Look through the material below, count the lines containing the word "Jayaraman", and state only the count.

Data section>

· · ·

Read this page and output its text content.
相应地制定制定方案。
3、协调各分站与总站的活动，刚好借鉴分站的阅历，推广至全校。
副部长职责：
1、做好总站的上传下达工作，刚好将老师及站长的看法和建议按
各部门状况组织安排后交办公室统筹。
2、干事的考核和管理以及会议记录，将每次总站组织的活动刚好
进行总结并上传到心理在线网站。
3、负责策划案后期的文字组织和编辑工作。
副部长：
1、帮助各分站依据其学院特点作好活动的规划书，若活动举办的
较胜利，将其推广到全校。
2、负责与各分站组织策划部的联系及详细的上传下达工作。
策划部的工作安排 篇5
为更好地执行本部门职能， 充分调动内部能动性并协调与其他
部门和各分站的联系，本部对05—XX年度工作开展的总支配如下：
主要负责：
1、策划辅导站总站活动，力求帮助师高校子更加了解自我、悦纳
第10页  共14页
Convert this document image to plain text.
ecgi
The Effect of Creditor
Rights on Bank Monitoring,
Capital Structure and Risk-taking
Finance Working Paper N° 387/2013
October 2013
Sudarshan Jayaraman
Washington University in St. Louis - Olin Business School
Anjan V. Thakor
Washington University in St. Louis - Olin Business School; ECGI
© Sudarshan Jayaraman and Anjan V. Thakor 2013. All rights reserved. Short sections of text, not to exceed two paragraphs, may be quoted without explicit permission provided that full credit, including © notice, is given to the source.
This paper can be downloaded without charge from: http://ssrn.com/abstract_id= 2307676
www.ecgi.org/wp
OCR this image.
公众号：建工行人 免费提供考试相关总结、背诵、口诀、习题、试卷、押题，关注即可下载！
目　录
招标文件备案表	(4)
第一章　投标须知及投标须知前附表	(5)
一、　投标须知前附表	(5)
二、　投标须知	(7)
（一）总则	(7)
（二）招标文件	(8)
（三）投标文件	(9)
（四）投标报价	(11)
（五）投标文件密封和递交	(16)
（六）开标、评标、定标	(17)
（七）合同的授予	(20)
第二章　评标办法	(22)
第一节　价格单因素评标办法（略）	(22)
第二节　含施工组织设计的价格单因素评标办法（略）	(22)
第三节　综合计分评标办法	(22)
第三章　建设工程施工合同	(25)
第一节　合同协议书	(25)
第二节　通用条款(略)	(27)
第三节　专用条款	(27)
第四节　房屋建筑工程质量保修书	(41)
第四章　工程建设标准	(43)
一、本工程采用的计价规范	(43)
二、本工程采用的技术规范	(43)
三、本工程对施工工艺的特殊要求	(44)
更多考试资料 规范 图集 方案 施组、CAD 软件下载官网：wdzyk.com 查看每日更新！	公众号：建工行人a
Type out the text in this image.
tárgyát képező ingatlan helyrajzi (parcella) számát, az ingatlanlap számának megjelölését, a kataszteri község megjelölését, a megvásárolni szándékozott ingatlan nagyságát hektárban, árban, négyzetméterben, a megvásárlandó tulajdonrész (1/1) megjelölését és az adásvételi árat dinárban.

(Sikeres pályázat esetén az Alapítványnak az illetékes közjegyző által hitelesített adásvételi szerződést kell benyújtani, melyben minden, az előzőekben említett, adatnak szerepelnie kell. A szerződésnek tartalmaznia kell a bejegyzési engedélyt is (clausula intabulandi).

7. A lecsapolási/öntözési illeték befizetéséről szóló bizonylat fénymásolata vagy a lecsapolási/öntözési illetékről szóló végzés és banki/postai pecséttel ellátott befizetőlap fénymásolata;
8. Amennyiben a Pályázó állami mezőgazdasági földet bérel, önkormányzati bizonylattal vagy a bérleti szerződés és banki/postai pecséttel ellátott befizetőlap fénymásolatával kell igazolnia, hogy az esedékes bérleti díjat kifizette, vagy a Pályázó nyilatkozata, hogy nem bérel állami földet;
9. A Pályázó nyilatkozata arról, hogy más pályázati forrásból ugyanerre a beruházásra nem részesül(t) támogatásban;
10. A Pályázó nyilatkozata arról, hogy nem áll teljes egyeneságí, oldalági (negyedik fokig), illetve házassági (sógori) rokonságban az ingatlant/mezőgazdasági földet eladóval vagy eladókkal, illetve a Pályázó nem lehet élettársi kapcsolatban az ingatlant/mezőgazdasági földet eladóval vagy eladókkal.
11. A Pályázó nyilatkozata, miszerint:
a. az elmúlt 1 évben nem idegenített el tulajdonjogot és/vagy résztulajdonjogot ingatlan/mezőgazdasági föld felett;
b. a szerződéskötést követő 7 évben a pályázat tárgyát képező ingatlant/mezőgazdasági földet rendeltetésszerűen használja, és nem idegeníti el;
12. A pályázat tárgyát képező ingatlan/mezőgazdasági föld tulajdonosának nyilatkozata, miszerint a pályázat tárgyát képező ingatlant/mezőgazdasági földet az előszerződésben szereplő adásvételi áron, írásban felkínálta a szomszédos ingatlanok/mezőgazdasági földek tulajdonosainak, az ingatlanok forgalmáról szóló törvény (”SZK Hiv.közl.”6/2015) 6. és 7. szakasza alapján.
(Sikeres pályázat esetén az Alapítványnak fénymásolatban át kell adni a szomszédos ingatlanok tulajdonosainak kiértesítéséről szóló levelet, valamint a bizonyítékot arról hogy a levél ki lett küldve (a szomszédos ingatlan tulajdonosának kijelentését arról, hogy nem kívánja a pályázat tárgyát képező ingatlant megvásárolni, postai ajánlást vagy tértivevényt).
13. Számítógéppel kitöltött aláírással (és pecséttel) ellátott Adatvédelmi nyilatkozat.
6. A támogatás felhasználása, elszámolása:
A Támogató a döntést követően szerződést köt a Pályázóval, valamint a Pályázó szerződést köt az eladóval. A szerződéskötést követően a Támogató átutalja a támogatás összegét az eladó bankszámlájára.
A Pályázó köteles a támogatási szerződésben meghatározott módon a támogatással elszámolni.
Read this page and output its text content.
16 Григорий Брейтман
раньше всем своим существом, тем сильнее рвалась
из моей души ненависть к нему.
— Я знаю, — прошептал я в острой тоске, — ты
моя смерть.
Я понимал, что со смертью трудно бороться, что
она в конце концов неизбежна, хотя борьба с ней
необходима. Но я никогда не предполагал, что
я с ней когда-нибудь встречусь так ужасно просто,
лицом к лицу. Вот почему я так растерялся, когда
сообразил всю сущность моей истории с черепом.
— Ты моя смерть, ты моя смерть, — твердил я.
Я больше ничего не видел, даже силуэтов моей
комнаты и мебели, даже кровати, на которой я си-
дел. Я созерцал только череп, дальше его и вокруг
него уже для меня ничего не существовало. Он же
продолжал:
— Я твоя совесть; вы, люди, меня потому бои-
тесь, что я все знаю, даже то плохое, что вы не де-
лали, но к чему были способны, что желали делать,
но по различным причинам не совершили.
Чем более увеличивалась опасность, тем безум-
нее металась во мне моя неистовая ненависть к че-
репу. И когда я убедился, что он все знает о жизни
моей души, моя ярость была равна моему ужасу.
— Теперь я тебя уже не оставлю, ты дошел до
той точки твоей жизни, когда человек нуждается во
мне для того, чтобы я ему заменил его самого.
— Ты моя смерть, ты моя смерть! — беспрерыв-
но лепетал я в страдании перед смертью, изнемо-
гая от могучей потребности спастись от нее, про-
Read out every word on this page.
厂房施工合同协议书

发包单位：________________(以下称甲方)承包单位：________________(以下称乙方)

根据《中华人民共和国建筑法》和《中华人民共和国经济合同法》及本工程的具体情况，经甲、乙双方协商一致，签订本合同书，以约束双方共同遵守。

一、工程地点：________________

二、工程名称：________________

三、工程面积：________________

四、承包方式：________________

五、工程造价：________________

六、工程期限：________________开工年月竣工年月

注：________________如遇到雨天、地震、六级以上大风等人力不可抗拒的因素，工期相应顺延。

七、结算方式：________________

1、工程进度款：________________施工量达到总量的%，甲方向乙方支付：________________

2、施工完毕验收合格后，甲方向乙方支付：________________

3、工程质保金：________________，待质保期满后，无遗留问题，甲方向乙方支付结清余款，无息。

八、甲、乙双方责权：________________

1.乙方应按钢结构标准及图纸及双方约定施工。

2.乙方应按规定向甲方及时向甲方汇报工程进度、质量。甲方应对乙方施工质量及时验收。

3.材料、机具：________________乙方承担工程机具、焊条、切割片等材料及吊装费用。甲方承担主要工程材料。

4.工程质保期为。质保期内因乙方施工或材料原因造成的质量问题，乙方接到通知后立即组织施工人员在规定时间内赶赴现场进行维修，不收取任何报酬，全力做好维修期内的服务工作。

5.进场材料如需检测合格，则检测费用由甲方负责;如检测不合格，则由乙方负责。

· · ·

Exercise response> 2